Figure dataset records
▽

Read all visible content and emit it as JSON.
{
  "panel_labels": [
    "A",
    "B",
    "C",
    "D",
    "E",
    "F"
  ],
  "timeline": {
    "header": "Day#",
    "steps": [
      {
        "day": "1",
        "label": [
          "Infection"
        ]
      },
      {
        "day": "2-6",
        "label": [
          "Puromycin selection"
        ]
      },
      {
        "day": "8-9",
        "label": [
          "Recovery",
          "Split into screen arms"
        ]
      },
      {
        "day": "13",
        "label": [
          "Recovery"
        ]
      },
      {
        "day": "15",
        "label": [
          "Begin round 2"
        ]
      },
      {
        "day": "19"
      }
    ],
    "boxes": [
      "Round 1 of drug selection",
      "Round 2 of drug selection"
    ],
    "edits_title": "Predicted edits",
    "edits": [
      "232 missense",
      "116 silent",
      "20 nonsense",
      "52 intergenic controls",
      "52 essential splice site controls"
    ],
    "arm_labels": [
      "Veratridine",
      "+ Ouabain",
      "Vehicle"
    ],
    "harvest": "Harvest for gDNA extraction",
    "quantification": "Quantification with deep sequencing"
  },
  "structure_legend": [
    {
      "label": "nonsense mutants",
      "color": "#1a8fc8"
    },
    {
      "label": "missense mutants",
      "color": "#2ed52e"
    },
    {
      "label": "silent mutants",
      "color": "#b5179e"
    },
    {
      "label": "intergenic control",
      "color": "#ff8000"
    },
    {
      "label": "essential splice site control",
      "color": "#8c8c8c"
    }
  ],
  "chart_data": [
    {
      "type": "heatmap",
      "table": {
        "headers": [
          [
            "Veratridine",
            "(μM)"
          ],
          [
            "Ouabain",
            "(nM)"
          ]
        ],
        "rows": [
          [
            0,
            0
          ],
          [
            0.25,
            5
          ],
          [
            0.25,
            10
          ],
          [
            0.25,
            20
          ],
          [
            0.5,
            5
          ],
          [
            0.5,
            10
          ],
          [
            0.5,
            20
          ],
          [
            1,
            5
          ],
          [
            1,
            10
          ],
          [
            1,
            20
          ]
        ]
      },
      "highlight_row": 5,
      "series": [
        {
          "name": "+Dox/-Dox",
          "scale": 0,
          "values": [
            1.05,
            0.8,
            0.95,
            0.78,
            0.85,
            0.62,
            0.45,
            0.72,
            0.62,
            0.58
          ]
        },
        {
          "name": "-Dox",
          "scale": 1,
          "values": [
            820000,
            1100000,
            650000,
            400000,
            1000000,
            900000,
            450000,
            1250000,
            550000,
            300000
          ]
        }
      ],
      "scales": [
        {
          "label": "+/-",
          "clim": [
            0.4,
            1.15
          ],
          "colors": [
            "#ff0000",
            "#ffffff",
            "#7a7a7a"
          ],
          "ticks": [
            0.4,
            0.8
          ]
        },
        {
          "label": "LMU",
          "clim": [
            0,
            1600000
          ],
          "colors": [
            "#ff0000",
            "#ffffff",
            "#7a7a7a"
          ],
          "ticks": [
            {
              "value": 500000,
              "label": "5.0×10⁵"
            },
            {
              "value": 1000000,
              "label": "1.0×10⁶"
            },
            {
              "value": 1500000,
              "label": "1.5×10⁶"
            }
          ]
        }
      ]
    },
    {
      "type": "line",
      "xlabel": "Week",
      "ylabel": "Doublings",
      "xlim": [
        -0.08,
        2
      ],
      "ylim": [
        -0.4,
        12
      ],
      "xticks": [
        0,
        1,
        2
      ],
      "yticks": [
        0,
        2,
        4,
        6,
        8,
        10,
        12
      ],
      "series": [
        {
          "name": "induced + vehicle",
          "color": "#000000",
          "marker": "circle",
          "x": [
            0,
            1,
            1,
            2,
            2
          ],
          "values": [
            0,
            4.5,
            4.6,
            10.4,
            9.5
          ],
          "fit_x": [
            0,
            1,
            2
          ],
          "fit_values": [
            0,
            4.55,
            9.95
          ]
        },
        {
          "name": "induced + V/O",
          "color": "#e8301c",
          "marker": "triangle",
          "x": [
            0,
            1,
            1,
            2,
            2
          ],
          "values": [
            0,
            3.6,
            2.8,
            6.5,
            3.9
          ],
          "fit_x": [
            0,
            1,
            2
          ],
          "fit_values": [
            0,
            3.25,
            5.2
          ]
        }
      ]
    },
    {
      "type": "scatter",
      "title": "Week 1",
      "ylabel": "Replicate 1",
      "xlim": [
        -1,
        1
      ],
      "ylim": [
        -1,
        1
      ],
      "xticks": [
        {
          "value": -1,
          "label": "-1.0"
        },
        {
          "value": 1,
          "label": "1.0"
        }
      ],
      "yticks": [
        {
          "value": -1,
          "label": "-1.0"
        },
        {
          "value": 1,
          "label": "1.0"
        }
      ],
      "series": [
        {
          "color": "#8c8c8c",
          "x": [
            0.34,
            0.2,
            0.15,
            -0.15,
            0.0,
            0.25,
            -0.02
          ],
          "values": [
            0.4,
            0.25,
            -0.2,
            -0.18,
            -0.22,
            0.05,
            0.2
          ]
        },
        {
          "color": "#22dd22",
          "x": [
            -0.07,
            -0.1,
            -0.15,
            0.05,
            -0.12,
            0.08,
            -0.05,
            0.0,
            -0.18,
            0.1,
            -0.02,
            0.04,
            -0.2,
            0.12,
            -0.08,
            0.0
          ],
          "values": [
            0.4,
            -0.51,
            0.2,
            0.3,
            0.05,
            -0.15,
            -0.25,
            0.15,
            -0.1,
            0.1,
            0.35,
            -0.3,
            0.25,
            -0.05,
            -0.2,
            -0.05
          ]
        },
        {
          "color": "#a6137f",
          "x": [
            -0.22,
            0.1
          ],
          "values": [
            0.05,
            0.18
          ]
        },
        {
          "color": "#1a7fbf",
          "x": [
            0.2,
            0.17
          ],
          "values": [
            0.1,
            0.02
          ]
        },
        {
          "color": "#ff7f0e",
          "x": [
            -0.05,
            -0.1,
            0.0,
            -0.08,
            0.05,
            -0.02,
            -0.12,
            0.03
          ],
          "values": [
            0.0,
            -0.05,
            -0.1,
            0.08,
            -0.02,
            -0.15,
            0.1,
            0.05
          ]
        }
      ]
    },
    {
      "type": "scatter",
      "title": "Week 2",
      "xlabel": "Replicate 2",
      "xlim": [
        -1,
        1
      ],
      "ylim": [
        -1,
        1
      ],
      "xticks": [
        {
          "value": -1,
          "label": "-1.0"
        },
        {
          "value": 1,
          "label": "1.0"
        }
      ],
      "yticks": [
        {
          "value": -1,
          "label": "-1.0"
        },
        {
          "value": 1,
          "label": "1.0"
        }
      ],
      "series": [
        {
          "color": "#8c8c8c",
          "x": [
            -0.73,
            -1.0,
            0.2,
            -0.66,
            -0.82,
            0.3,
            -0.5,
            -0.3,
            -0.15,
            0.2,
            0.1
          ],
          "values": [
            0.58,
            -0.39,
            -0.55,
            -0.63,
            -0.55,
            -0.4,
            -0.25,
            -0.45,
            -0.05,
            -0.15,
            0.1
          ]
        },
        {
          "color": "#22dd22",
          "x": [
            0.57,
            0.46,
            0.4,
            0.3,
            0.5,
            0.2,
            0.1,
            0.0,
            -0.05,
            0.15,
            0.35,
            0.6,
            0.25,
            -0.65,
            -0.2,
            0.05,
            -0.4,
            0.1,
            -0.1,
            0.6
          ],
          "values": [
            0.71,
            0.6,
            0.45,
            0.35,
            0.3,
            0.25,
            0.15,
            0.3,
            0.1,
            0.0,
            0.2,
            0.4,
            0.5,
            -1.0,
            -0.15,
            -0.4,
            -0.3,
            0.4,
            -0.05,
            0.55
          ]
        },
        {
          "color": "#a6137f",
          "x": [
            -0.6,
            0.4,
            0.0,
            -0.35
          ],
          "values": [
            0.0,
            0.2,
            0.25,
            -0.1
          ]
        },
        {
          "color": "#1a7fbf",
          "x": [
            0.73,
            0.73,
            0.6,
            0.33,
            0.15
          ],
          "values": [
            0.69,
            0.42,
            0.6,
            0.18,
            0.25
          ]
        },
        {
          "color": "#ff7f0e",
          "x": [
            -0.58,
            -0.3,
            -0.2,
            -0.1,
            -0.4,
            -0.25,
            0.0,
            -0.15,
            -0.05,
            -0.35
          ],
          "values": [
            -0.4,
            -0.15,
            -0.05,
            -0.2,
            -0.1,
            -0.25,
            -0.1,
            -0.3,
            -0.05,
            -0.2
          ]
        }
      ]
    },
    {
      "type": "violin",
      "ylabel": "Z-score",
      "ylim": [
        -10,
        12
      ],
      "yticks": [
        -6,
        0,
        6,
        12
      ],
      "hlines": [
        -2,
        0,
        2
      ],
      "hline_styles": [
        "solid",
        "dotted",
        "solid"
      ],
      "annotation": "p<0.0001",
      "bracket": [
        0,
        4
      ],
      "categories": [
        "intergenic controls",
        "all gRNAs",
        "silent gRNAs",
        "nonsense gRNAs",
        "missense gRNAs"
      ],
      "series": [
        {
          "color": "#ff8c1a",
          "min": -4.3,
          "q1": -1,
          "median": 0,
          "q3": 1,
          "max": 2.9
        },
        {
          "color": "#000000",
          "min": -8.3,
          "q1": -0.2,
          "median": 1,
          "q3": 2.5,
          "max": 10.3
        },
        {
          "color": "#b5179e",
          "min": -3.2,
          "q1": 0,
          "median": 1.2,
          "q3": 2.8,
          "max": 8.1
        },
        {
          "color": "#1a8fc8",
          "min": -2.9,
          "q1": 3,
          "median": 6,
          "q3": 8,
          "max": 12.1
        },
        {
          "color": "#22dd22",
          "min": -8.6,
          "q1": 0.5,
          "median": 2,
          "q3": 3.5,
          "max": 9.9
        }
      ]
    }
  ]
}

△

• [STATED EXERCISE]: Working from the listing above, pick out every line that has "nonsense" and copy it.

• [COMPLETE OUTPUT]:
      "20 nonsense",
      "label": "nonsense mutants",
        "nonsense gRNAs",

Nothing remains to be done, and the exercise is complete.